• Problem statement: Repeat each record exactly as written, and drop any images.

# Start of Data section

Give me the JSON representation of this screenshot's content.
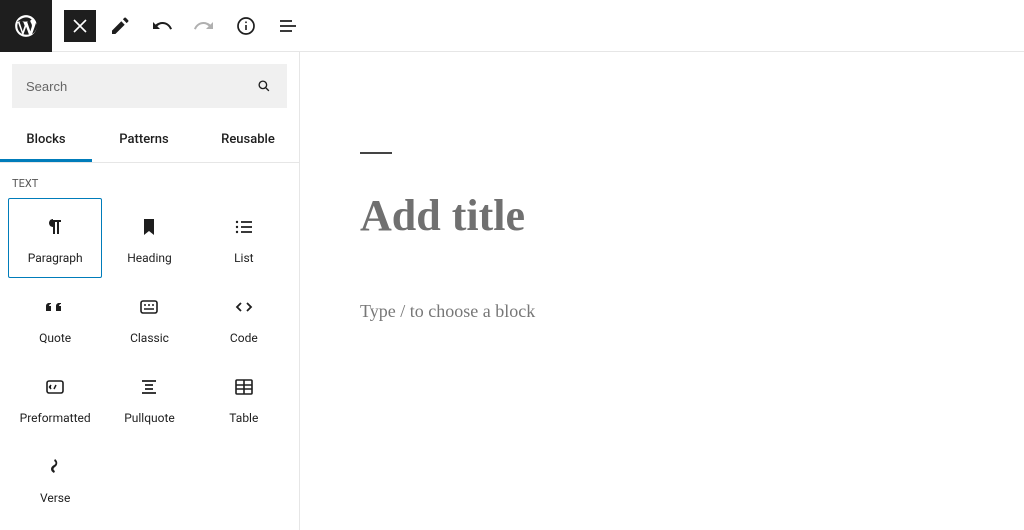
{
  "sidebar": {
    "search_placeholder": "Search",
    "tabs": [
      {
        "label": "Blocks"
      },
      {
        "label": "Patterns"
      },
      {
        "label": "Reusable"
      }
    ],
    "category_label": "TEXT",
    "blocks": [
      {
        "key": "paragraph",
        "label": "Paragraph",
        "selected": true
      },
      {
        "key": "heading",
        "label": "Heading"
      },
      {
        "key": "list",
        "label": "List"
      },
      {
        "key": "quote",
        "label": "Quote"
      },
      {
        "key": "classic",
        "label": "Classic"
      },
      {
        "key": "code",
        "label": "Code"
      },
      {
        "key": "preformatted",
        "label": "Preformatted"
      },
      {
        "key": "pullquote",
        "label": "Pullquote"
      },
      {
        "key": "table",
        "label": "Table"
      },
      {
        "key": "verse",
        "label": "Verse"
      }
    ]
  },
  "editor": {
    "title_placeholder": "Add title",
    "block_placeholder": "Type / to choose a block"
  }
}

# End of Data section

• Written solution:
Give me the JSON representation of this screenshot's content.
{
  "sidebar": {
    "search_placeholder": "Search",
    "tabs": [
      {
        "label": "Blocks"
      },
      {
        "label": "Patterns"
      },
      {
        "label": "Reusable"
      }
    ],
    "category_label": "TEXT",
    "blocks": [
      {
        "key": "paragraph",
        "label": "Paragraph",
        "selected": true
      },
      {
        "key": "heading",
        "label": "Heading"
      },
      {
        "key": "list",
        "label": "List"
      },
      {
        "key": "quote",
        "label": "Quote"
      },
      {
        "key": "classic",
        "label": "Classic"
      },
      {
        "key": "code",
        "label": "Code"
      },
      {
        "key": "preformatted",
        "label": "Preformatted"
      },
      {
        "key": "pullquote",
        "label": "Pullquote"
      },
      {
        "key": "table",
        "label": "Table"
      },
      {
        "key": "verse",
        "label": "Verse"
      }
    ]
  },
  "editor": {
    "title_placeholder": "Add title",
    "block_placeholder": "Type / to choose a block"
  }
}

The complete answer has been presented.